● **Material for this task**:
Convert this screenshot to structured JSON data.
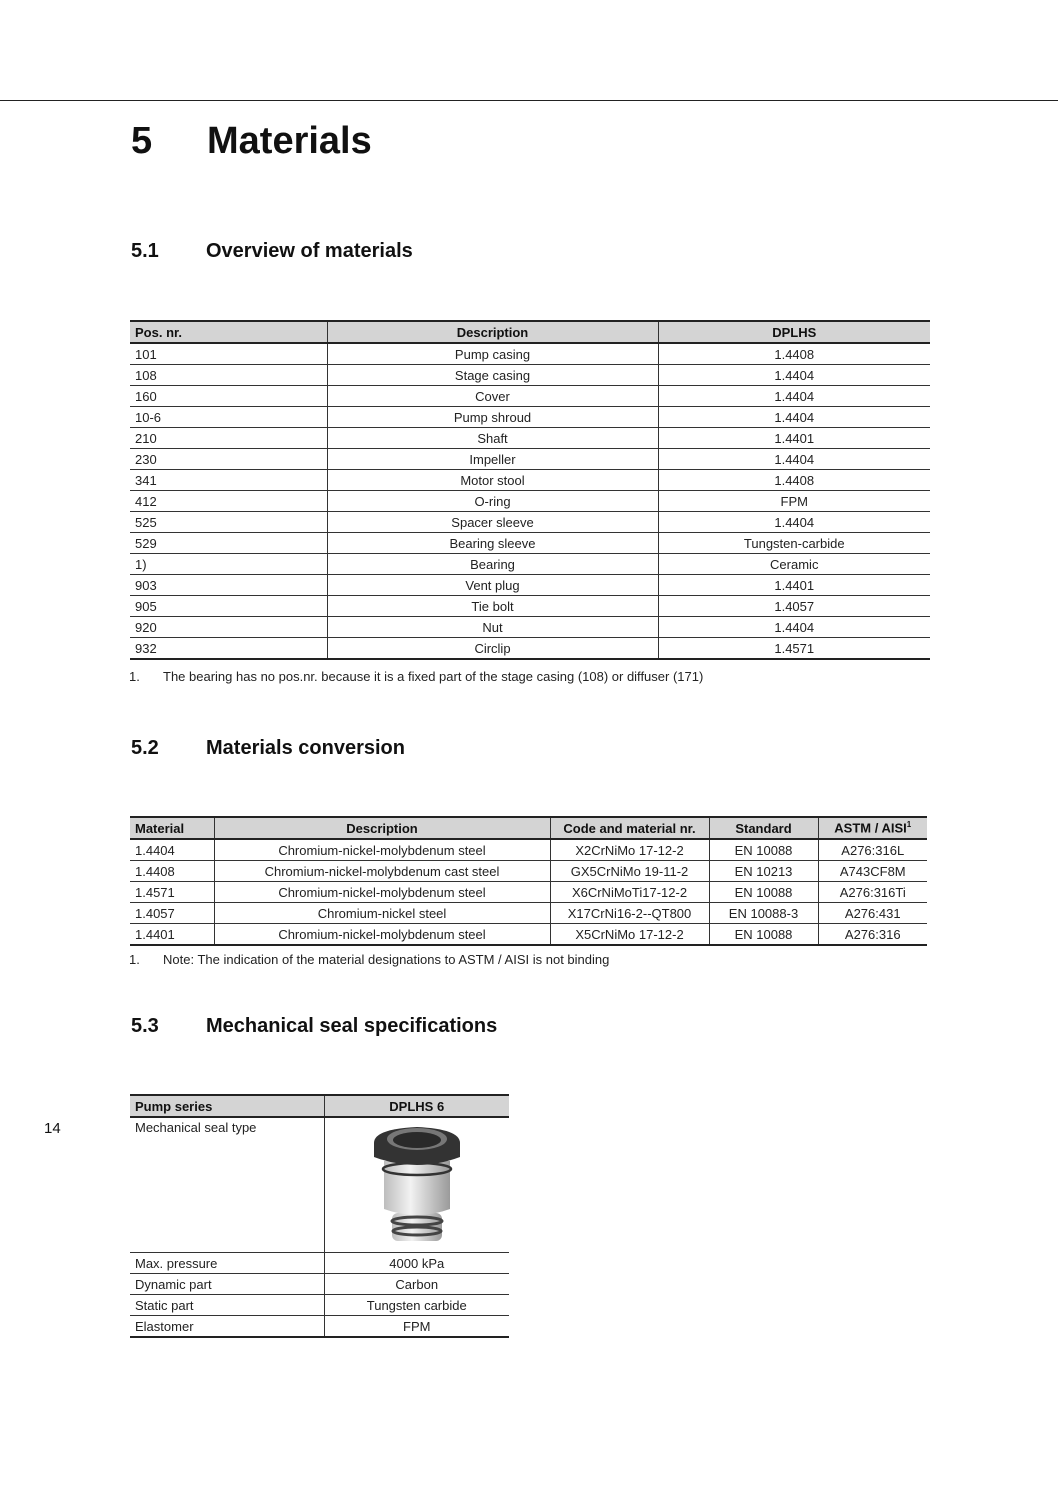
{
  "chapter": {
    "number": "5",
    "title": "Materials"
  },
  "page_number": "14",
  "s1": {
    "number": "5.1",
    "title": "Overview of materials",
    "headers": [
      "Pos. nr.",
      "Description",
      "DPLHS"
    ],
    "rows": [
      [
        "101",
        "Pump casing",
        "1.4408"
      ],
      [
        "108",
        "Stage casing",
        "1.4404"
      ],
      [
        "160",
        "Cover",
        "1.4404"
      ],
      [
        "10-6",
        "Pump shroud",
        "1.4404"
      ],
      [
        "210",
        "Shaft",
        "1.4401"
      ],
      [
        "230",
        "Impeller",
        "1.4404"
      ],
      [
        "341",
        "Motor stool",
        "1.4408"
      ],
      [
        "412",
        "O-ring",
        "FPM"
      ],
      [
        "525",
        "Spacer sleeve",
        "1.4404"
      ],
      [
        "529",
        "Bearing sleeve",
        "Tungsten-carbide"
      ],
      [
        "1)",
        "Bearing",
        "Ceramic"
      ],
      [
        "903",
        "Vent plug",
        "1.4401"
      ],
      [
        "905",
        "Tie bolt",
        "1.4057"
      ],
      [
        "920",
        "Nut",
        "1.4404"
      ],
      [
        "932",
        "Circlip",
        "1.4571"
      ]
    ],
    "footnote_num": "1.",
    "footnote": "The bearing has no pos.nr. because it is a fixed part of the stage casing (108) or diffuser (171)"
  },
  "s2": {
    "number": "5.2",
    "title": "Materials conversion",
    "headers": [
      "Material",
      "Description",
      "Code and material nr.",
      "Standard",
      "ASTM / AISI"
    ],
    "header_sup": "1",
    "rows": [
      [
        "1.4404",
        "Chromium-nickel-molybdenum steel",
        "X2CrNiMo 17-12-2",
        "EN 10088",
        "A276:316L"
      ],
      [
        "1.4408",
        "Chromium-nickel-molybdenum cast steel",
        "GX5CrNiMo 19-11-2",
        "EN 10213",
        "A743CF8M"
      ],
      [
        "1.4571",
        "Chromium-nickel-molybdenum steel",
        "X6CrNiMoTi17-12-2",
        "EN 10088",
        "A276:316Ti"
      ],
      [
        "1.4057",
        "Chromium-nickel steel",
        "X17CrNi16-2--QT800",
        "EN 10088-3",
        "A276:431"
      ],
      [
        "1.4401",
        "Chromium-nickel-molybdenum steel",
        "X5CrNiMo 17-12-2",
        "EN 10088",
        "A276:316"
      ]
    ],
    "footnote_num": "1.",
    "footnote": "Note: The indication of the material designations to ASTM / AISI is not binding"
  },
  "s3": {
    "number": "5.3",
    "title": "Mechanical seal specifications",
    "headers": [
      "Pump series",
      "DPLHS 6"
    ],
    "seal_type_label": "Mechanical seal type",
    "rows": [
      [
        "Max. pressure",
        "4000 kPa"
      ],
      [
        "Dynamic part",
        "Carbon"
      ],
      [
        "Static part",
        "Tungsten carbide"
      ],
      [
        "Elastomer",
        "FPM"
      ]
    ]
  }
}
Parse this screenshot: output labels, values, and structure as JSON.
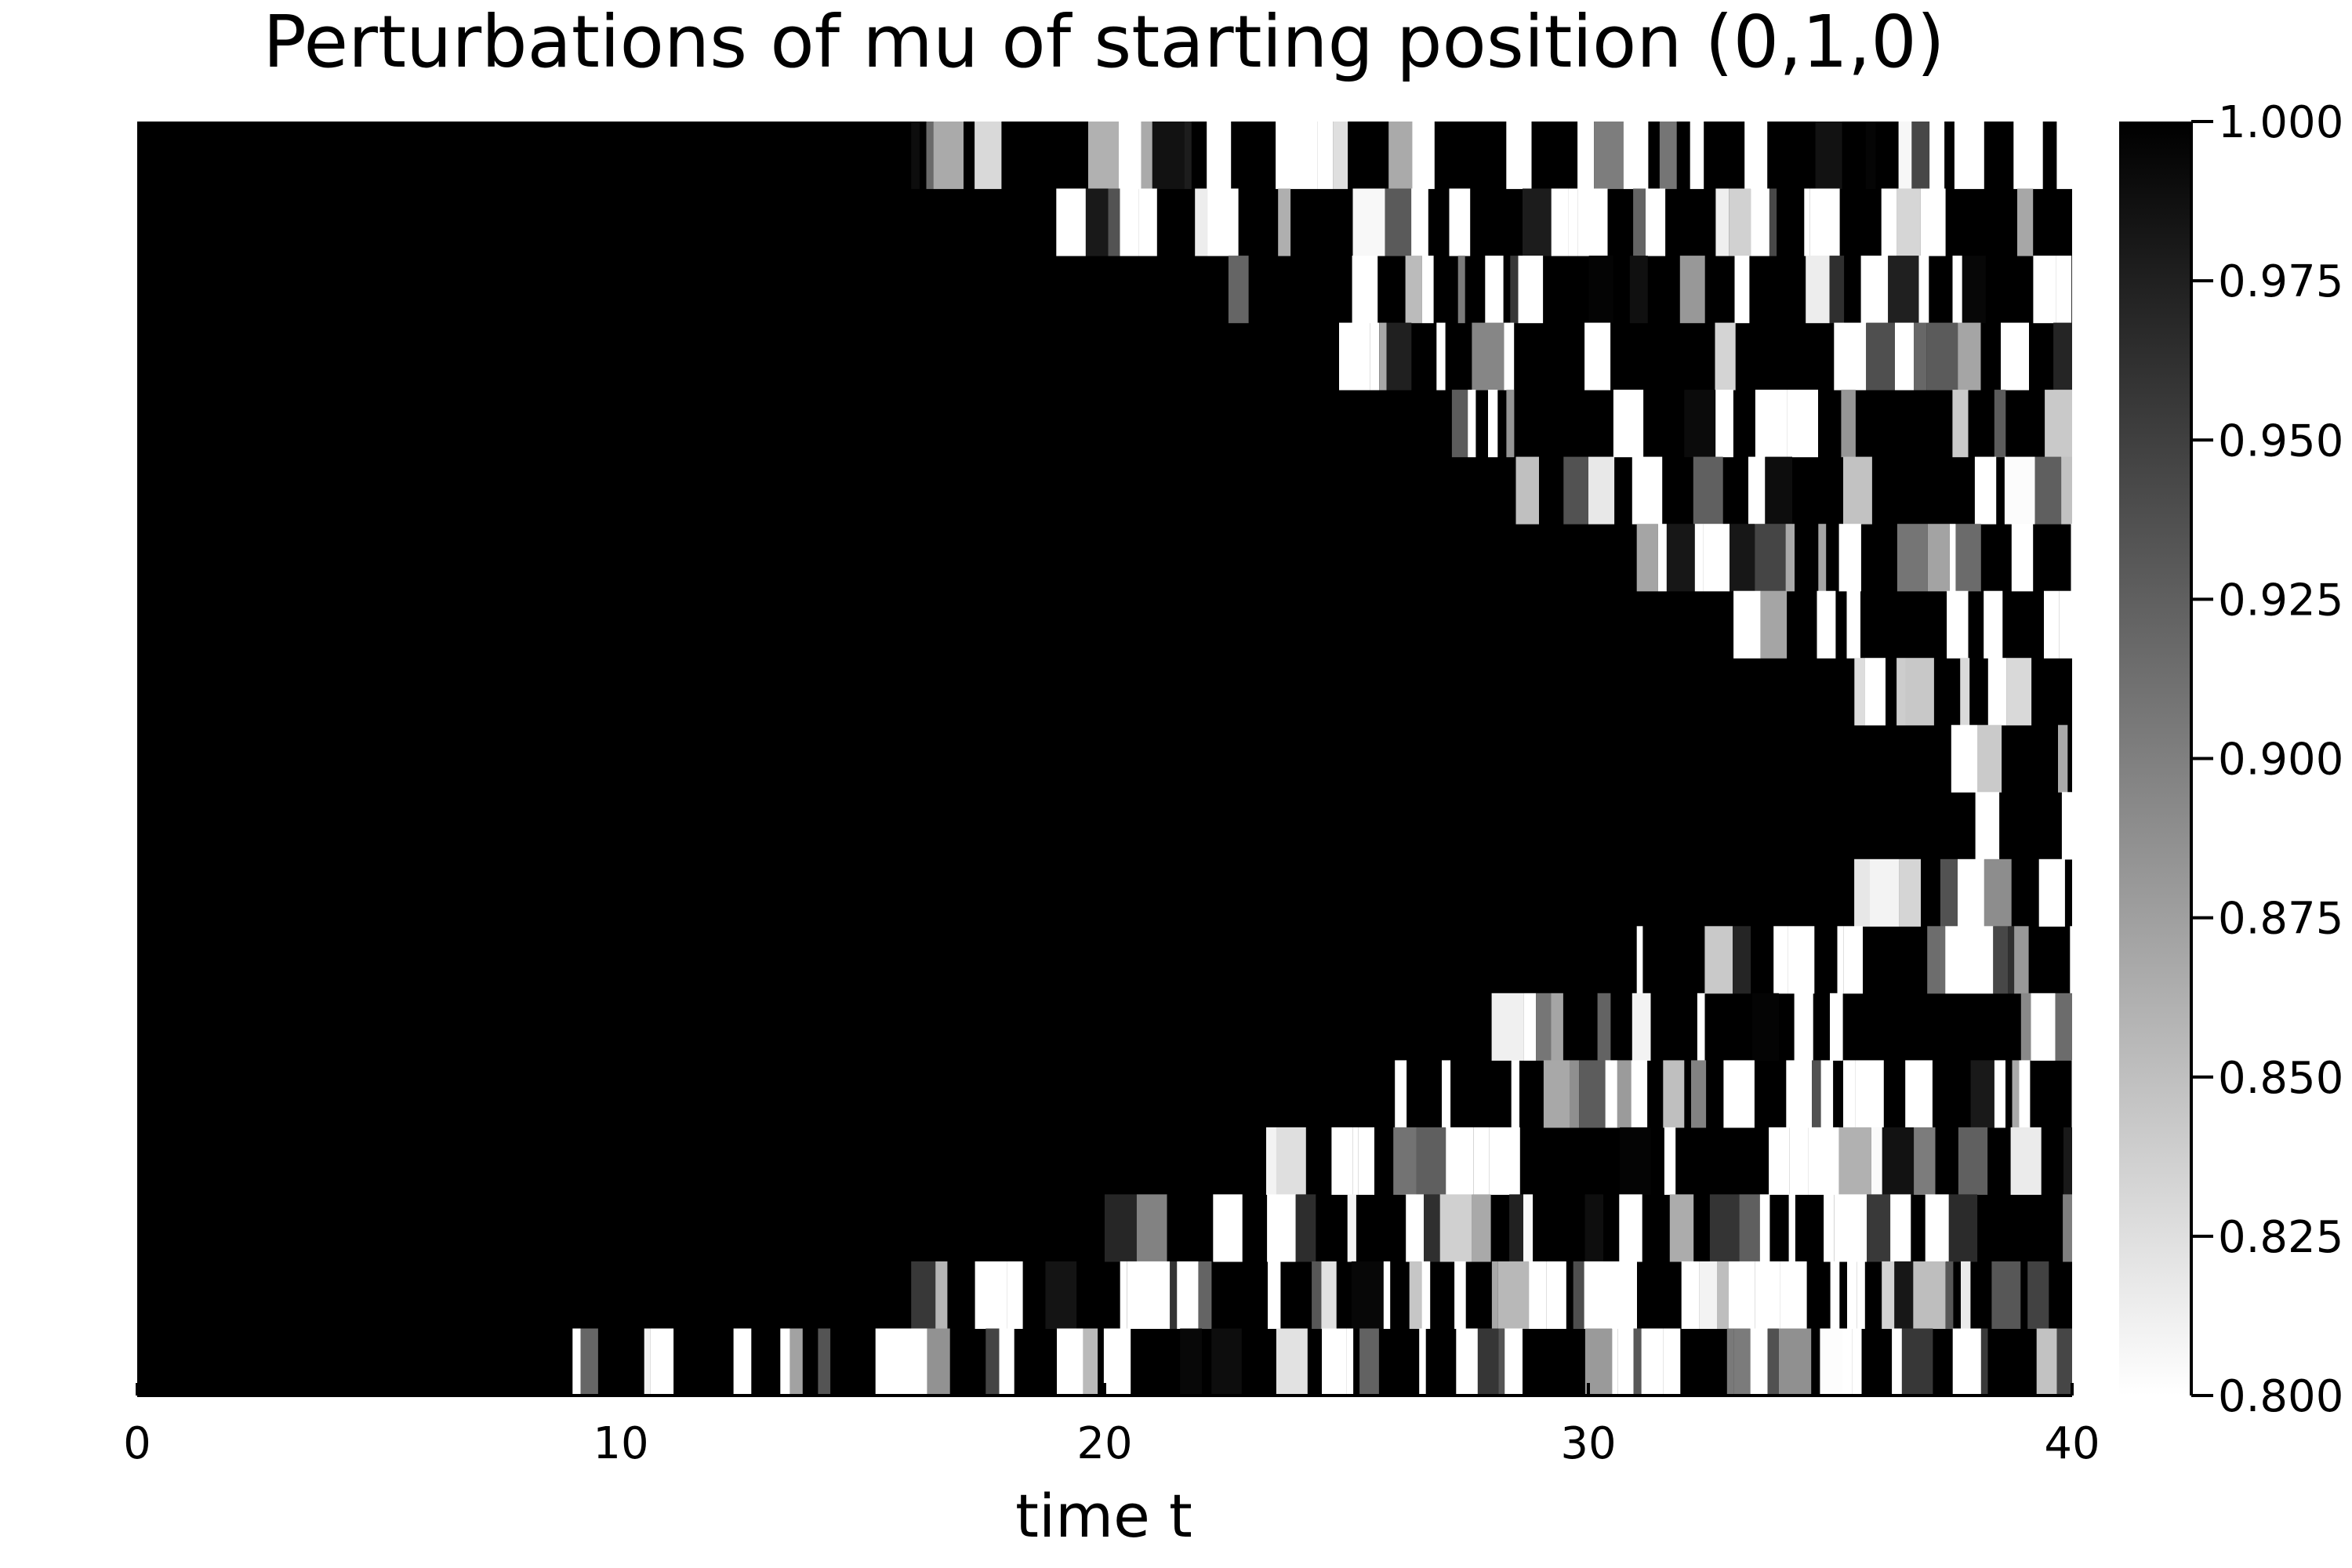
{
  "chart_data": {
    "type": "heatmap",
    "title": "Perturbations of mu of starting position (0,1,0)",
    "xlabel": "time t",
    "ylabel": "",
    "xlim": [
      0,
      40
    ],
    "x_ticks": [
      "0",
      "10",
      "20",
      "30",
      "40"
    ],
    "x_tick_values": [
      0,
      10,
      20,
      30,
      40
    ],
    "colorbar": {
      "min": 0.8,
      "max": 1.0,
      "ticks": [
        "1.000",
        "0.975",
        "0.950",
        "0.925",
        "0.900",
        "0.875",
        "0.850",
        "0.825",
        "0.800"
      ],
      "tick_values": [
        1.0,
        0.975,
        0.95,
        0.925,
        0.9,
        0.875,
        0.85,
        0.825,
        0.8
      ],
      "low_color": "#ffffff",
      "high_color": "#000000"
    },
    "rows": [
      {
        "chaos_start": 16.0
      },
      {
        "chaos_start": 19.0
      },
      {
        "chaos_start": 22.0
      },
      {
        "chaos_start": 24.5
      },
      {
        "chaos_start": 26.0
      },
      {
        "chaos_start": 28.5
      },
      {
        "chaos_start": 31.0
      },
      {
        "chaos_start": 33.0
      },
      {
        "chaos_start": 35.5
      },
      {
        "chaos_start": 37.5
      },
      {
        "chaos_start": 38.0
      },
      {
        "chaos_start": 35.0
      },
      {
        "chaos_start": 31.0
      },
      {
        "chaos_start": 28.0
      },
      {
        "chaos_start": 26.0
      },
      {
        "chaos_start": 22.5
      },
      {
        "chaos_start": 20.0
      },
      {
        "chaos_start": 16.0
      },
      {
        "chaos_start": 9.0
      }
    ]
  }
}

● **The problem**: Without including any pictures, print each record exactly.

● **Output for this exercise**:
Convert this screenshot to structured JSON data.
{
  "chapter": {
    "number": "5",
    "title": "Materials"
  },
  "page_number": "14",
  "s1": {
    "number": "5.1",
    "title": "Overview of materials",
    "headers": [
      "Pos. nr.",
      "Description",
      "DPLHS"
    ],
    "rows": [
      [
        "101",
        "Pump casing",
        "1.4408"
      ],
      [
        "108",
        "Stage casing",
        "1.4404"
      ],
      [
        "160",
        "Cover",
        "1.4404"
      ],
      [
        "10-6",
        "Pump shroud",
        "1.4404"
      ],
      [
        "210",
        "Shaft",
        "1.4401"
      ],
      [
        "230",
        "Impeller",
        "1.4404"
      ],
      [
        "341",
        "Motor stool",
        "1.4408"
      ],
      [
        "412",
        "O-ring",
        "FPM"
      ],
      [
        "525",
        "Spacer sleeve",
        "1.4404"
      ],
      [
        "529",
        "Bearing sleeve",
        "Tungsten-carbide"
      ],
      [
        "1)",
        "Bearing",
        "Ceramic"
      ],
      [
        "903",
        "Vent plug",
        "1.4401"
      ],
      [
        "905",
        "Tie bolt",
        "1.4057"
      ],
      [
        "920",
        "Nut",
        "1.4404"
      ],
      [
        "932",
        "Circlip",
        "1.4571"
      ]
    ],
    "footnote_num": "1.",
    "footnote": "The bearing has no pos.nr. because it is a fixed part of the stage casing (108) or diffuser (171)"
  },
  "s2": {
    "number": "5.2",
    "title": "Materials conversion",
    "headers": [
      "Material",
      "Description",
      "Code and material nr.",
      "Standard",
      "ASTM / AISI"
    ],
    "header_sup": "1",
    "rows": [
      [
        "1.4404",
        "Chromium-nickel-molybdenum steel",
        "X2CrNiMo 17-12-2",
        "EN 10088",
        "A276:316L"
      ],
      [
        "1.4408",
        "Chromium-nickel-molybdenum cast steel",
        "GX5CrNiMo 19-11-2",
        "EN 10213",
        "A743CF8M"
      ],
      [
        "1.4571",
        "Chromium-nickel-molybdenum steel",
        "X6CrNiMoTi17-12-2",
        "EN 10088",
        "A276:316Ti"
      ],
      [
        "1.4057",
        "Chromium-nickel steel",
        "X17CrNi16-2--QT800",
        "EN 10088-3",
        "A276:431"
      ],
      [
        "1.4401",
        "Chromium-nickel-molybdenum steel",
        "X5CrNiMo 17-12-2",
        "EN 10088",
        "A276:316"
      ]
    ],
    "footnote_num": "1.",
    "footnote": "Note: The indication of the material designations to ASTM / AISI is not binding"
  },
  "s3": {
    "number": "5.3",
    "title": "Mechanical seal specifications",
    "headers": [
      "Pump series",
      "DPLHS 6"
    ],
    "seal_type_label": "Mechanical seal type",
    "rows": [
      [
        "Max. pressure",
        "4000 kPa"
      ],
      [
        "Dynamic part",
        "Carbon"
      ],
      [
        "Static part",
        "Tungsten carbide"
      ],
      [
        "Elastomer",
        "FPM"
      ]
    ]
  }
}
Parse this screenshot: output labels, values, and structure as JSON.
{
  "chart_data": {
    "type": "heatmap",
    "title": "Perturbations of mu of starting position (0,1,0)",
    "xlabel": "time t",
    "ylabel": "",
    "xlim": [
      0,
      40
    ],
    "x_ticks": [
      "0",
      "10",
      "20",
      "30",
      "40"
    ],
    "x_tick_values": [
      0,
      10,
      20,
      30,
      40
    ],
    "colorbar": {
      "min": 0.8,
      "max": 1.0,
      "ticks": [
        "1.000",
        "0.975",
        "0.950",
        "0.925",
        "0.900",
        "0.875",
        "0.850",
        "0.825",
        "0.800"
      ],
      "tick_values": [
        1.0,
        0.975,
        0.95,
        0.925,
        0.9,
        0.875,
        0.85,
        0.825,
        0.8
      ],
      "low_color": "#ffffff",
      "high_color": "#000000"
    },
    "rows": [
      {
        "chaos_start": 16.0
      },
      {
        "chaos_start": 19.0
      },
      {
        "chaos_start": 22.0
      },
      {
        "chaos_start": 24.5
      },
      {
        "chaos_start": 26.0
      },
      {
        "chaos_start": 28.5
      },
      {
        "chaos_start": 31.0
      },
      {
        "chaos_start": 33.0
      },
      {
        "chaos_start": 35.5
      },
      {
        "chaos_start": 37.5
      },
      {
        "chaos_start": 38.0
      },
      {
        "chaos_start": 35.0
      },
      {
        "chaos_start": 31.0
      },
      {
        "chaos_start": 28.0
      },
      {
        "chaos_start": 26.0
      },
      {
        "chaos_start": 22.5
      },
      {
        "chaos_start": 20.0
      },
      {
        "chaos_start": 16.0
      },
      {
        "chaos_start": 9.0
      }
    ]
  }
}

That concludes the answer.